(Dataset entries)
— Start —

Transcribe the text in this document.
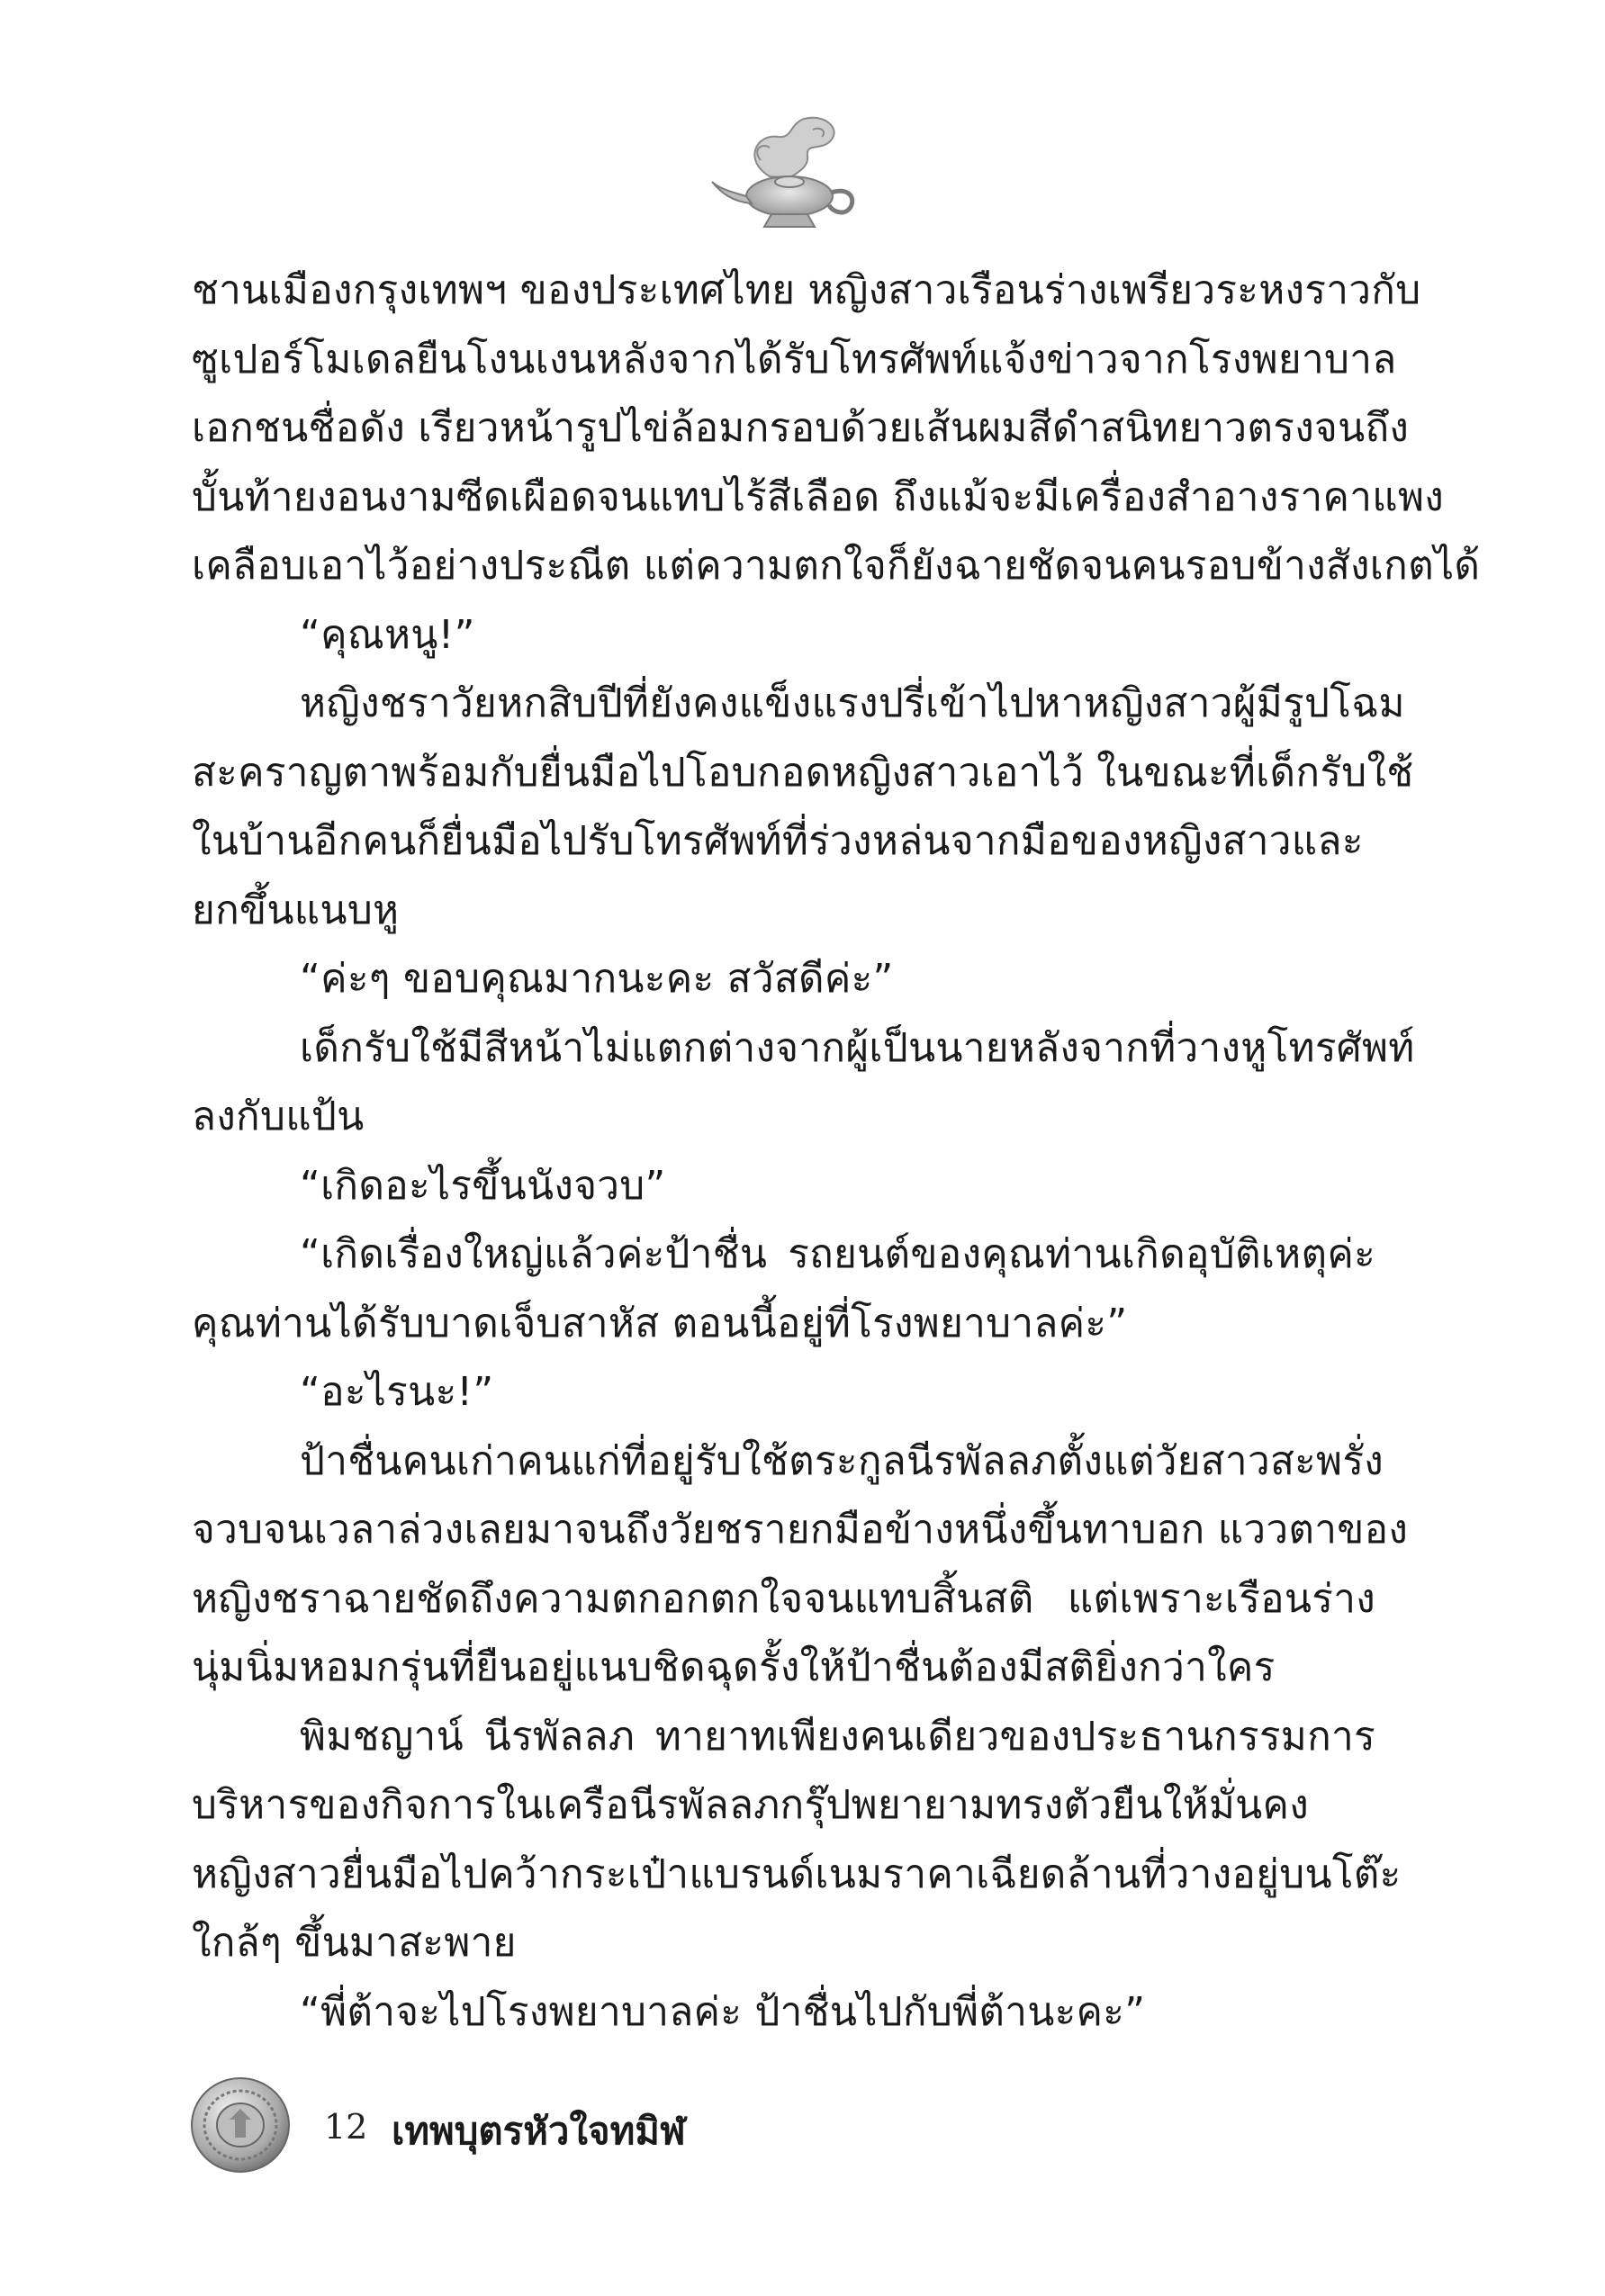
ชานเมืองกรุงเทพฯ ของประเทศไทย หญิงสาวเรือนร่างเพรียวระหงราวกับ
ซูเปอร์โมเดลยืนโงนเงนหลังจากได้รับโทรศัพท์แจ้งข่าวจากโรงพยาบาล
เอกชนชื่อดัง เรียวหน้ารูปไข่ล้อมกรอบด้วยเส้นผมสีดำสนิทยาวตรงจนถึง
บั้นท้ายงอนงามซีดเผือดจนแทบไร้สีเลือด ถึงแม้จะมีเครื่องสำอางราคาแพง
เคลือบเอาไว้อย่างประณีต แต่ความตกใจก็ยังฉายชัดจนคนรอบข้างสังเกตได้
“คุณหนู!”
หญิงชราวัยหกสิบปีที่ยังคงแข็งแรงปรี่เข้าไปหาหญิงสาวผู้มีรูปโฉม
สะคราญตาพร้อมกับยื่นมือไปโอบกอดหญิงสาวเอาไว้ ในขณะที่เด็กรับใช้
ในบ้านอีกคนก็ยื่นมือไปรับโทรศัพท์ที่ร่วงหล่นจากมือของหญิงสาวและ
ยกขึ้นแนบหู
“ค่ะๆ ขอบคุณมากนะคะ สวัสดีค่ะ”
เด็กรับใช้มีสีหน้าไม่แตกต่างจากผู้เป็นนายหลังจากที่วางหูโทรศัพท์
ลงกับแป้น
“เกิดอะไรขึ้นนังจวบ”
“เกิดเรื่องใหญ่แล้วค่ะป้าชื่น รถยนต์ของคุณท่านเกิดอุบัติเหตุค่ะ
คุณท่านได้รับบาดเจ็บสาหัส ตอนนี้อยู่ที่โรงพยาบาลค่ะ”
“อะไรนะ!”
ป้าชื่นคนเก่าคนแก่ที่อยู่รับใช้ตระกูลนีรพัลลภตั้งแต่วัยสาวสะพรั่ง
จวบจนเวลาล่วงเลยมาจนถึงวัยชรายกมือข้างหนึ่งขึ้นทาบอก แววตาของ
หญิงชราฉายชัดถึงความตกอกตกใจจนแทบสิ้นสติ แต่เพราะเรือนร่าง
นุ่มนิ่มหอมกรุ่นที่ยืนอยู่แนบชิดฉุดรั้งให้ป้าชื่นต้องมีสติยิ่งกว่าใคร
พิมชญาน์ นีรพัลลภ ทายาทเพียงคนเดียวของประธานกรรมการ
บริหารของกิจการในเครือนีรพัลลภกรุ๊ปพยายามทรงตัวยืนให้มั่นคง
หญิงสาวยื่นมือไปคว้ากระเป๋าแบรนด์เนมราคาเฉียดล้านที่วางอยู่บนโต๊ะ
ใกล้ๆ ขึ้นมาสะพาย
“พี่ต้าจะไปโรงพยาบาลค่ะ ป้าชื่นไปกับพี่ต้านะคะ”
12 เทพบุตรหัวใจทมิฬ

— End —

Check the records above line by line and tally those holding the string "บโทรศ". Answer with the number only.

2